Given instruction A:
Answer each question from the market commentary below, one line per answer, marked the same way.
(i) Over how many years does it expect more bankruptcies than ever before?
(ii) In which month did the downtrend start?
(iii) What color is the 200 Day Moving Average line on the S&P 500 chart?

Selected passage:
-- BEGIN --

Danger comes from the deteriorating economic environment at home and abroad and extraordinary opportunity comes from the enormous volatility and opportunities to “short” the market followed by a once in a generation opportunity to “buy dollars for dimes” once a bottom to this market has been reached. 

Over the next five years we will see more bankruptcies, both individual and sovereign, than we’ve seen in our history and we’ll also see more millionaires and billionaires created than ever before. 

As individuals we will each make one of two choices.  We can assume the “deer in the headlights” posture and stash our money under the mattress, or we can educate ourselves, take prudently managed risk and work to take advantage of the enormous opportunities that will present themselves. 

Looking at My Screens 

This week we saw enormous volatility in every asset class as global forces washed over the markets of the world and investors/traders tried to position themselves on the only side of the market that counts, “the right side.”  

The downtrend that started in April is still firmly in place, notwithstanding Thursday’s rally from oversold levels and we remain in the “Red Flag Flying” mode expecting lower prices ahead. 

Taking a look at the chart of the S&P 500 we see:

Chart courtesy of http://www.stock.charts.com 

In the chart above, we can see that the S&P remains just below its 200 Day Moving Average which will provide significant resistance while the MACD remains on a sell signal but momentum is turning up.  Above the blue 50 Day Moving Average is rolling over and the 200 Day red line is flattening which is also a bearish indicator. 

So for the time being, at least, we remain in a bearish configuration, expecting lower prices ahead. 

By the way, if you share our view and expectations of lower prices, this week’s mega rally on Thursday presented some extraordinary buying opportunities on the “short” side with relatively low risk at the moment.

-- END --

Dataset extract:
-- BEGIN --

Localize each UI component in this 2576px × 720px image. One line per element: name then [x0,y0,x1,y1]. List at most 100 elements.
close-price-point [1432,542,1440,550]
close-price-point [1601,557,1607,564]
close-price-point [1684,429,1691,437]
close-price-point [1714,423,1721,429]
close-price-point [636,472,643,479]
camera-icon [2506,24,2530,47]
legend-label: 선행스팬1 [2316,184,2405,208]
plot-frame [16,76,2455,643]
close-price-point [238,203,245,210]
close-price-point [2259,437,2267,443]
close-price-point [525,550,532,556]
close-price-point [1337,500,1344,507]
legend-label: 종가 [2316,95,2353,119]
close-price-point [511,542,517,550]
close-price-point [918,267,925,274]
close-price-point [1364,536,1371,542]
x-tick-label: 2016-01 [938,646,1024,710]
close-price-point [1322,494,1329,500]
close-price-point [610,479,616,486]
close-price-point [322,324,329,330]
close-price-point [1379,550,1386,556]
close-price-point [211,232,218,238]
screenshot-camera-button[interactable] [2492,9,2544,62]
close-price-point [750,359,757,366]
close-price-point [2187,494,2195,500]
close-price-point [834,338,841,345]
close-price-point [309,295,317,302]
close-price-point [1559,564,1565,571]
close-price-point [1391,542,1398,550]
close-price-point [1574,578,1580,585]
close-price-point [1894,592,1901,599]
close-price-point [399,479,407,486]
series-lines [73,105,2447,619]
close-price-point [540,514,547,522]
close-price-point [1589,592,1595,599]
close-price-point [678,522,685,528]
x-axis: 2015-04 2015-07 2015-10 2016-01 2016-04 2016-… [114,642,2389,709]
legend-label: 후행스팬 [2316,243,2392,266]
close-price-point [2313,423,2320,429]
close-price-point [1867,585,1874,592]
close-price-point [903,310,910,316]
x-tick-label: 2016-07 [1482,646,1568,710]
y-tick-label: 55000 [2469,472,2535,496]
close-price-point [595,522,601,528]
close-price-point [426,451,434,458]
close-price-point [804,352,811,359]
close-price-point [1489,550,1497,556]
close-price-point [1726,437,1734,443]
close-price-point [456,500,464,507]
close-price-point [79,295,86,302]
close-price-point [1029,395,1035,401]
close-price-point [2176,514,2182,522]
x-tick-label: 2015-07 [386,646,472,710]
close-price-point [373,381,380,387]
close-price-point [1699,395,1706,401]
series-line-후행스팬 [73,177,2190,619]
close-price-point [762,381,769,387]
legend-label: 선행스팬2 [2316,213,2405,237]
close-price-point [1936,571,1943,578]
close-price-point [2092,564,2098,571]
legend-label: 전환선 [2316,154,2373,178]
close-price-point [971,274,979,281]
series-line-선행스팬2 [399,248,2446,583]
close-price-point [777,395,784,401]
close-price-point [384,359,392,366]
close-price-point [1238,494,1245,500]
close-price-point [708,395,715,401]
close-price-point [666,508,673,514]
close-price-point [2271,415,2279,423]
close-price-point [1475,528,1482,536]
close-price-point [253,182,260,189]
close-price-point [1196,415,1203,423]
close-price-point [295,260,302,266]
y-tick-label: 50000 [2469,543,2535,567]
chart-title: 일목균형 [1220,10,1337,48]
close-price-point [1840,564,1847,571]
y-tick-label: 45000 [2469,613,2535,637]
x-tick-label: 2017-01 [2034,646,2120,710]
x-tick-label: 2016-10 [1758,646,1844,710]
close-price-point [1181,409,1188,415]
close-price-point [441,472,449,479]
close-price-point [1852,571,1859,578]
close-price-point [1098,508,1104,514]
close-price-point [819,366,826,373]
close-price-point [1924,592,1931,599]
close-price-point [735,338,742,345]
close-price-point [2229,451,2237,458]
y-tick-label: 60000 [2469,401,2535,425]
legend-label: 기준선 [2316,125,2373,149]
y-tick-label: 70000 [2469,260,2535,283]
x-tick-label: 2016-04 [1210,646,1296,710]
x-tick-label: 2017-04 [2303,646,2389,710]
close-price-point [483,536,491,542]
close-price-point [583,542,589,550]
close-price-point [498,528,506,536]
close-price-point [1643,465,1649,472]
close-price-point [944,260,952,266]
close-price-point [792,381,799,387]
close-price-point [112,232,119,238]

-- END --
-- BEGIN --

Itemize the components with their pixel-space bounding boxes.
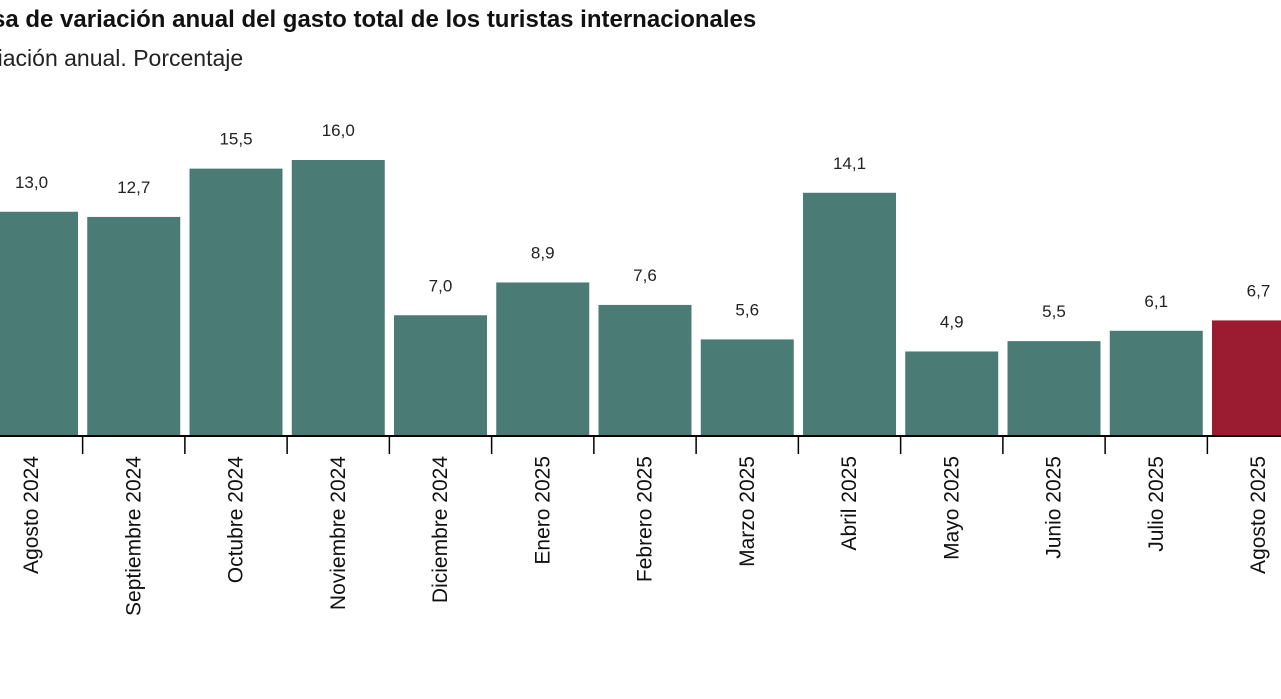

-- END --
-- BEGIN --

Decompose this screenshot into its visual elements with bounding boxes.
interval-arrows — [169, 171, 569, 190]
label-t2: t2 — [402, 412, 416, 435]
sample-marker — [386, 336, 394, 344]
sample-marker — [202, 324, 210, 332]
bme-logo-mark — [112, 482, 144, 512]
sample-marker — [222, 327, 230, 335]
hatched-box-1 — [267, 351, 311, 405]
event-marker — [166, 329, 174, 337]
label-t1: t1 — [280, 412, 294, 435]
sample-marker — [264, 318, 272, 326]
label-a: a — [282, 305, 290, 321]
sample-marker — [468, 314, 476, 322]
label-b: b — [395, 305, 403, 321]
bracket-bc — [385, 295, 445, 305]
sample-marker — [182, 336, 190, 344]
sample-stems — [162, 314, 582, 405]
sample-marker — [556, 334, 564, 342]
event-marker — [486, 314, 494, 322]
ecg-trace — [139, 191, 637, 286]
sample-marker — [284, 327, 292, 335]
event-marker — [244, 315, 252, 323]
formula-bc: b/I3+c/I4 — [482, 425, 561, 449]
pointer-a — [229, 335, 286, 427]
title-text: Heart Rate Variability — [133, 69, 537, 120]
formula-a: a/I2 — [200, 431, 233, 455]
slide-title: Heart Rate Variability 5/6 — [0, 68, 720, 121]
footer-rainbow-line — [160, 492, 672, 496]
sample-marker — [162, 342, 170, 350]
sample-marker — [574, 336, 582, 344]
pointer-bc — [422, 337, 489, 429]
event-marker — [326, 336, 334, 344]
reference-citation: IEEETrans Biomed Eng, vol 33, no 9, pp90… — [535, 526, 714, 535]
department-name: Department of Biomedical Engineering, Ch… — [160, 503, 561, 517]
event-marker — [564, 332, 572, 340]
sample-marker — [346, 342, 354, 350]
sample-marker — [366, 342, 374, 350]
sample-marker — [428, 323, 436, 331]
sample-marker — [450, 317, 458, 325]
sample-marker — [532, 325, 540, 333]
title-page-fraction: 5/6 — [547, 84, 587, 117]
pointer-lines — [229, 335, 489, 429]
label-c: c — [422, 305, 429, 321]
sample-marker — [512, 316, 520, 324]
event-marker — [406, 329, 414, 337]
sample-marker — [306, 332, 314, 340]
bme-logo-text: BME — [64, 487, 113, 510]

-- END --

Given instruction B: Pick out every line of the rows above that contains the string "title", matching its case exactly.

Correct answer A:
(i) Five years
(ii) April
(iii) Red

Correct answer B:
chart-title: 일목균형 [1220,10,1337,48]
title-text: Heart Rate Variability — [133, 69, 537, 120]
slide-title: Heart Rate Variability 5/6 — [0, 68, 720, 121]
title-page-fraction: 5/6 — [547, 84, 587, 117]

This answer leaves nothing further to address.